**Material supplied:**
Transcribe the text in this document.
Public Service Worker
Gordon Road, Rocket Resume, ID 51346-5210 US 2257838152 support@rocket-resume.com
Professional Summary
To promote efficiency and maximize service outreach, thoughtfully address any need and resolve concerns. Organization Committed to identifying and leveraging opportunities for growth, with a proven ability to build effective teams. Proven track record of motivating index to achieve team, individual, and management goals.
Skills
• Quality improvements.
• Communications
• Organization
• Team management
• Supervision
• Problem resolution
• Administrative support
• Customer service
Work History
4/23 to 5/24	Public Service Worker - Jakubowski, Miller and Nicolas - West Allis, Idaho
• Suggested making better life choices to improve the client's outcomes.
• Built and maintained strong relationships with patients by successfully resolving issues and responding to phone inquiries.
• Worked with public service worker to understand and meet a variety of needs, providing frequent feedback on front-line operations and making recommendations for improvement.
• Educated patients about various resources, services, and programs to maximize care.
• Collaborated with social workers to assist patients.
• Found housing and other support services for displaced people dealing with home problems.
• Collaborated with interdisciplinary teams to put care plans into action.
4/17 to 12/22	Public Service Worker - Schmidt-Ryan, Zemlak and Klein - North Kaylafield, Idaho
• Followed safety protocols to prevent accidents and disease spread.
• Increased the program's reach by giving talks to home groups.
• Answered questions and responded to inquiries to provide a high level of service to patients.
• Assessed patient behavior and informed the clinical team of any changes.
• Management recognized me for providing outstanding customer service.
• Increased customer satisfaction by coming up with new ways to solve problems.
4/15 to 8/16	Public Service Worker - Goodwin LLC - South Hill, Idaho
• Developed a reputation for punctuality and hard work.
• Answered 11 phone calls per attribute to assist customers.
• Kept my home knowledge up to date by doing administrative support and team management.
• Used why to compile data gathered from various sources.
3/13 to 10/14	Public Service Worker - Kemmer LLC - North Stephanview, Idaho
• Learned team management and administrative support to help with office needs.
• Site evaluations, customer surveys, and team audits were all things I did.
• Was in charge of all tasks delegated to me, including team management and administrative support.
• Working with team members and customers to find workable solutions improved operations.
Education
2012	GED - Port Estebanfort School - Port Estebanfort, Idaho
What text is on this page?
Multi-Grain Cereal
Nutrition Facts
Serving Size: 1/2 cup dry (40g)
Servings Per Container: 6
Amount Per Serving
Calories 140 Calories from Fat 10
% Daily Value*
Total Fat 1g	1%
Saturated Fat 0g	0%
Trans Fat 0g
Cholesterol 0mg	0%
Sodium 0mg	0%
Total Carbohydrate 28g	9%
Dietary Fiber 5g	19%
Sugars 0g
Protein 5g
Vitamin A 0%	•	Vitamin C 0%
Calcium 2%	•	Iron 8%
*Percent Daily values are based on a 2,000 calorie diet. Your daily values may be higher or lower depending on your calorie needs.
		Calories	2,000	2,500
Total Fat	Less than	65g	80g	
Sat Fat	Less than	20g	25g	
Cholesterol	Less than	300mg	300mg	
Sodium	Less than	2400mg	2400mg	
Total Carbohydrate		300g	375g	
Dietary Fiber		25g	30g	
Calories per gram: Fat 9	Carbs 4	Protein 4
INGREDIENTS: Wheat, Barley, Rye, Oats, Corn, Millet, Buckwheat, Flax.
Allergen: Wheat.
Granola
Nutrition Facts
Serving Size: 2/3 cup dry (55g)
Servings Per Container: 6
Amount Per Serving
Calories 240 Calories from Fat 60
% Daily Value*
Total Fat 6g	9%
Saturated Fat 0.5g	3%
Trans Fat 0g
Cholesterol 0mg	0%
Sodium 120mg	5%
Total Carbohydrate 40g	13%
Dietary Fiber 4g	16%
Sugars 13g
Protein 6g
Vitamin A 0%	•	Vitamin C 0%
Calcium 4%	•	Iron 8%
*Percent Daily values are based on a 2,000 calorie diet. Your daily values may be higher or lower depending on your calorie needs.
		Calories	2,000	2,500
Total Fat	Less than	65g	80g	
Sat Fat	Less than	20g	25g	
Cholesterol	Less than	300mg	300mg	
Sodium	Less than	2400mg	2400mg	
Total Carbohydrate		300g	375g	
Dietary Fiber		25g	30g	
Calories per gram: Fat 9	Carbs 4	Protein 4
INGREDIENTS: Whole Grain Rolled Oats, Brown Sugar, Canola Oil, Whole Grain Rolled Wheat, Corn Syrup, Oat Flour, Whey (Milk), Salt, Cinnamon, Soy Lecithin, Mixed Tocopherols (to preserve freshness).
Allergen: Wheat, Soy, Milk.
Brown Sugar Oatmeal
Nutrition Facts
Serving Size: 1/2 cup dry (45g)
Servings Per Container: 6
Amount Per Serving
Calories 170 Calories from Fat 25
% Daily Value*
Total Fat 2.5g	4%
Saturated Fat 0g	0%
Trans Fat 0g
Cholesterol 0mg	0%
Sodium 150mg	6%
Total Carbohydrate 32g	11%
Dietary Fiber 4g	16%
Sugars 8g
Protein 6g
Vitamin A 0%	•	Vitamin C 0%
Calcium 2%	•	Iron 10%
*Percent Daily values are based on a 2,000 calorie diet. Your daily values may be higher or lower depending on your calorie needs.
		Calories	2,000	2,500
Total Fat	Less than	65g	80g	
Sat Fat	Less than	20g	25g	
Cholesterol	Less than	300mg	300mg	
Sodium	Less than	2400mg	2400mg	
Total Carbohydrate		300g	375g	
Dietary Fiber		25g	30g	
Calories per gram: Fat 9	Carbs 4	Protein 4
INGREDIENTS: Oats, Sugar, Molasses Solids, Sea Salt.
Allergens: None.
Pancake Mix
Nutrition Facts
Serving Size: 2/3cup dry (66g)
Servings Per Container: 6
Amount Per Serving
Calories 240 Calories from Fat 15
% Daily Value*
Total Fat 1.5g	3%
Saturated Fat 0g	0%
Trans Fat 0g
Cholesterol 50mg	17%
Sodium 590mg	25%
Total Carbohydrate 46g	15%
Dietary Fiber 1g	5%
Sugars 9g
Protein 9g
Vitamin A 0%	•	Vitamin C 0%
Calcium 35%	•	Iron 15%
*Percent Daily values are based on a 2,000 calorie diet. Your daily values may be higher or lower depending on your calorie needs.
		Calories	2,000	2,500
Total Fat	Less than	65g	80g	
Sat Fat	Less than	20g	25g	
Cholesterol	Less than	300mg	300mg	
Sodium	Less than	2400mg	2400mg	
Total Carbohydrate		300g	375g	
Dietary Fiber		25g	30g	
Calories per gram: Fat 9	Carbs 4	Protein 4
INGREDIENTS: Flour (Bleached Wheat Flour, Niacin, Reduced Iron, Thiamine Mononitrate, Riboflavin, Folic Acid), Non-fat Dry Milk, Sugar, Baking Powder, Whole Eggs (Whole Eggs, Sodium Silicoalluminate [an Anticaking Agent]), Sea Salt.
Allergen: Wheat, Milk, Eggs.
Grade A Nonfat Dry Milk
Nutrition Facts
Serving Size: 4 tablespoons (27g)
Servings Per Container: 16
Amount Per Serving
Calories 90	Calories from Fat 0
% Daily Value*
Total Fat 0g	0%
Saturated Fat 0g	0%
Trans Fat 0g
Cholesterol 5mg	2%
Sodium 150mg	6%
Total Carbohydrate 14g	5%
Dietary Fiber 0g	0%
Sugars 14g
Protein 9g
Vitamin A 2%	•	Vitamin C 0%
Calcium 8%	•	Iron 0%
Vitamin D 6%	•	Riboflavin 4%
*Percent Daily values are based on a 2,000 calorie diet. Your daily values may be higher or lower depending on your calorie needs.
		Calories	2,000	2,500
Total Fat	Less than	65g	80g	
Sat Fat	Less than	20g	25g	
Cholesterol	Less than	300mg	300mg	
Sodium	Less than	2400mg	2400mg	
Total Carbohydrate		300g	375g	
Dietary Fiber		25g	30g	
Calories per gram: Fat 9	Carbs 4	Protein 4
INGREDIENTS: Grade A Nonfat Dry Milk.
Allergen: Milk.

**Required work:**
Where a line in the listing above includes the string "from", copy that line.

**Completed exercise:**
• Used why to compile data gathered from various sources.
Calories 140 Calories from Fat 10
Calories 240 Calories from Fat 60
Calories 170 Calories from Fat 25
Calories 240 Calories from Fat 15
Calories 90	Calories from Fat 0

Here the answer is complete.